_İstenenler_
Aşağıdaki satırların tamamını hiçbir şeyi değiştirmeden harfi harfine yeniden yazın.

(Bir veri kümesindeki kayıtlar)
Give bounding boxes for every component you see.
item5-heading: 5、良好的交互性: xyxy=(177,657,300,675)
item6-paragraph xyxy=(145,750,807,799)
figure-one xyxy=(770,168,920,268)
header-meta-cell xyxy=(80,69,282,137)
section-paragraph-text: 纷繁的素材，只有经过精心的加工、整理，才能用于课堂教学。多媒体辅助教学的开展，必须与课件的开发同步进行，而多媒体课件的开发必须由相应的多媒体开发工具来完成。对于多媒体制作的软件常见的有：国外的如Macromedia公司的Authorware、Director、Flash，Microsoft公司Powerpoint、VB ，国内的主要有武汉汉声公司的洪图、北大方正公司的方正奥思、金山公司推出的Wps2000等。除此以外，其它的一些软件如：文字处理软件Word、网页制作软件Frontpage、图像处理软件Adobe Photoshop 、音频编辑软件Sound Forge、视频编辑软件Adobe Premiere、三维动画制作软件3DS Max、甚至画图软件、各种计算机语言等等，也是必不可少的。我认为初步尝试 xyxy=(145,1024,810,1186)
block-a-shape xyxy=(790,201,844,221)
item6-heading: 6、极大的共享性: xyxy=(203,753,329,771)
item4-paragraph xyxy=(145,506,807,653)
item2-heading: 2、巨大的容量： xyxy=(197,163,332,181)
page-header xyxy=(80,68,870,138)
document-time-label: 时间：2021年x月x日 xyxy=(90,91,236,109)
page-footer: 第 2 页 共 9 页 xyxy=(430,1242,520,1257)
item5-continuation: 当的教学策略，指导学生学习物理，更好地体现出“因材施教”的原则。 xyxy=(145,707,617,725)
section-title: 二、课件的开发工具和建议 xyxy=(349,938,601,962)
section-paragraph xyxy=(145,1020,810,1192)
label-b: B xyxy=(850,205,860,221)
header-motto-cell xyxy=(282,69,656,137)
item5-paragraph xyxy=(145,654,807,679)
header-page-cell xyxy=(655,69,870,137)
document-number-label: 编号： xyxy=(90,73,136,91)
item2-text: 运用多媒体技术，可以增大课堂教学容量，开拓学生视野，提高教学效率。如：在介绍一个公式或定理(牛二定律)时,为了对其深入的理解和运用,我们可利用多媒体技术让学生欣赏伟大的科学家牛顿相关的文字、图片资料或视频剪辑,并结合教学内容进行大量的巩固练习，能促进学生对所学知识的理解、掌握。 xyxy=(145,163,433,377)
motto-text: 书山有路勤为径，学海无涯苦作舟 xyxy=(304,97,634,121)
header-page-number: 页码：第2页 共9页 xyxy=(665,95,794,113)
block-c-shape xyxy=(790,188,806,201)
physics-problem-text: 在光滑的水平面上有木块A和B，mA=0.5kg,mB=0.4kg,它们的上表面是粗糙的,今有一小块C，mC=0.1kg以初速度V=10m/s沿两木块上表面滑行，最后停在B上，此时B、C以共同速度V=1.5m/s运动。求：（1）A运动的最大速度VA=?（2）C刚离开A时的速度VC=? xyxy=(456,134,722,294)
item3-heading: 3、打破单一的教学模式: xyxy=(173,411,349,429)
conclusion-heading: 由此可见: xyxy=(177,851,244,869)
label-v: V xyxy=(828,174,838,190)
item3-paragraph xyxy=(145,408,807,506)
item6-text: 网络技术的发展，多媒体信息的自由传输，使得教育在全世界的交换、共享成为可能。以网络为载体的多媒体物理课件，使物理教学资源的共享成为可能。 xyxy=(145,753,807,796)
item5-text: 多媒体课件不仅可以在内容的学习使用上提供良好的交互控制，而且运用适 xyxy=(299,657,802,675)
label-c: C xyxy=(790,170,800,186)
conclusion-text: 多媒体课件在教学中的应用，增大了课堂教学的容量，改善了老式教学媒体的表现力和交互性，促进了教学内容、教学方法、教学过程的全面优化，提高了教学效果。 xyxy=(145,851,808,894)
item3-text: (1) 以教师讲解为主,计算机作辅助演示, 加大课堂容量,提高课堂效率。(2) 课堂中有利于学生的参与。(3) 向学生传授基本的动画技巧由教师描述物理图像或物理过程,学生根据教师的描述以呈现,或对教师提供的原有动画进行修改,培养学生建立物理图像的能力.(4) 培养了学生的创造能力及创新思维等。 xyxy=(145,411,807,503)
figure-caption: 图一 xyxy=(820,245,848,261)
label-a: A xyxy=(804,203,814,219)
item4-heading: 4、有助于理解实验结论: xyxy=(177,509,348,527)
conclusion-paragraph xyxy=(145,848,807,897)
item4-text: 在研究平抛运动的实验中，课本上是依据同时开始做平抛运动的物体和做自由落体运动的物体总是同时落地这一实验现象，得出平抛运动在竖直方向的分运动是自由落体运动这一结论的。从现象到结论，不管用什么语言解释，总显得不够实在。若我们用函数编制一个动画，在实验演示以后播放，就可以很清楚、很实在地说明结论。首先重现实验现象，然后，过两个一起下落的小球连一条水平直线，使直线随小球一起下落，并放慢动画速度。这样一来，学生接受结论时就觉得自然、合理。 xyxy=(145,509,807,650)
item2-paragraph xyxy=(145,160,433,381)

_Tam çözüm_
Give bounding boxes for every component you see.
item5-heading: 5、良好的交互性: xyxy=(177,657,300,675)
item6-paragraph xyxy=(145,750,807,799)
figure-one xyxy=(770,168,920,268)
header-meta-cell xyxy=(80,69,282,137)
section-paragraph-text: 纷繁的素材，只有经过精心的加工、整理，才能用于课堂教学。多媒体辅助教学的开展，必须与课件的开发同步进行，而多媒体课件的开发必须由相应的多媒体开发工具来完成。对于多媒体制作的软件常见的有：国外的如Macromedia公司的Authorware、Director、Flash，Microsoft公司Powerpoint、VB ，国内的主要有武汉汉声公司的洪图、北大方正公司的方正奥思、金山公司推出的Wps2000等。除此以外，其它的一些软件如：文字处理软件Word、网页制作软件Frontpage、图像处理软件Adobe Photoshop 、音频编辑软件Sound Forge、视频编辑软件Adobe Premiere、三维动画制作软件3DS Max、甚至画图软件、各种计算机语言等等，也是必不可少的。我认为初步尝试 xyxy=(145,1024,810,1186)
block-a-shape xyxy=(790,201,844,221)
item6-heading: 6、极大的共享性: xyxy=(203,753,329,771)
item4-paragraph xyxy=(145,506,807,653)
item2-heading: 2、巨大的容量： xyxy=(197,163,332,181)
page-header xyxy=(80,68,870,138)
document-time-label: 时间：2021年x月x日 xyxy=(90,91,236,109)
page-footer: 第 2 页 共 9 页 xyxy=(430,1242,520,1257)
item5-continuation: 当的教学策略，指导学生学习物理，更好地体现出“因材施教”的原则。 xyxy=(145,707,617,725)
section-title: 二、课件的开发工具和建议 xyxy=(349,938,601,962)
section-paragraph xyxy=(145,1020,810,1192)
label-b: B xyxy=(850,205,860,221)
header-motto-cell xyxy=(282,69,656,137)
item5-paragraph xyxy=(145,654,807,679)
header-page-cell xyxy=(655,69,870,137)
document-number-label: 编号： xyxy=(90,73,136,91)
item2-text: 运用多媒体技术，可以增大课堂教学容量，开拓学生视野，提高教学效率。如：在介绍一个公式或定理(牛二定律)时,为了对其深入的理解和运用,我们可利用多媒体技术让学生欣赏伟大的科学家牛顿相关的文字、图片资料或视频剪辑,并结合教学内容进行大量的巩固练习，能促进学生对所学知识的理解、掌握。 xyxy=(145,163,433,377)
motto-text: 书山有路勤为径，学海无涯苦作舟 xyxy=(304,97,634,121)
header-page-number: 页码：第2页 共9页 xyxy=(665,95,794,113)
block-c-shape xyxy=(790,188,806,201)
physics-problem-text: 在光滑的水平面上有木块A和B，mA=0.5kg,mB=0.4kg,它们的上表面是粗糙的,今有一小块C，mC=0.1kg以初速度V=10m/s沿两木块上表面滑行，最后停在B上，此时B、C以共同速度V=1.5m/s运动。求：（1）A运动的最大速度VA=?（2）C刚离开A时的速度VC=? xyxy=(456,134,722,294)
item3-heading: 3、打破单一的教学模式: xyxy=(173,411,349,429)
conclusion-heading: 由此可见: xyxy=(177,851,244,869)
label-v: V xyxy=(828,174,838,190)
item3-paragraph xyxy=(145,408,807,506)
item6-text: 网络技术的发展，多媒体信息的自由传输，使得教育在全世界的交换、共享成为可能。以网络为载体的多媒体物理课件，使物理教学资源的共享成为可能。 xyxy=(145,753,807,796)
item5-text: 多媒体课件不仅可以在内容的学习使用上提供良好的交互控制，而且运用适 xyxy=(299,657,802,675)
label-c: C xyxy=(790,170,800,186)
conclusion-text: 多媒体课件在教学中的应用，增大了课堂教学的容量，改善了老式教学媒体的表现力和交互性，促进了教学内容、教学方法、教学过程的全面优化，提高了教学效果。 xyxy=(145,851,808,894)
item3-text: (1) 以教师讲解为主,计算机作辅助演示, 加大课堂容量,提高课堂效率。(2) 课堂中有利于学生的参与。(3) 向学生传授基本的动画技巧由教师描述物理图像或物理过程,学生根据教师的描述以呈现,或对教师提供的原有动画进行修改,培养学生建立物理图像的能力.(4) 培养了学生的创造能力及创新思维等。 xyxy=(145,411,807,503)
figure-caption: 图一 xyxy=(820,245,848,261)
label-a: A xyxy=(804,203,814,219)
item4-heading: 4、有助于理解实验结论: xyxy=(177,509,348,527)
conclusion-paragraph xyxy=(145,848,807,897)
item4-text: 在研究平抛运动的实验中，课本上是依据同时开始做平抛运动的物体和做自由落体运动的物体总是同时落地这一实验现象，得出平抛运动在竖直方向的分运动是自由落体运动这一结论的。从现象到结论，不管用什么语言解释，总显得不够实在。若我们用函数编制一个动画，在实验演示以后播放，就可以很清楚、很实在地说明结论。首先重现实验现象，然后，过两个一起下落的小球连一条水平直线，使直线随小球一起下落，并放慢动画速度。这样一来，学生接受结论时就觉得自然、合理。 xyxy=(145,509,807,650)
item2-paragraph xyxy=(145,160,433,381)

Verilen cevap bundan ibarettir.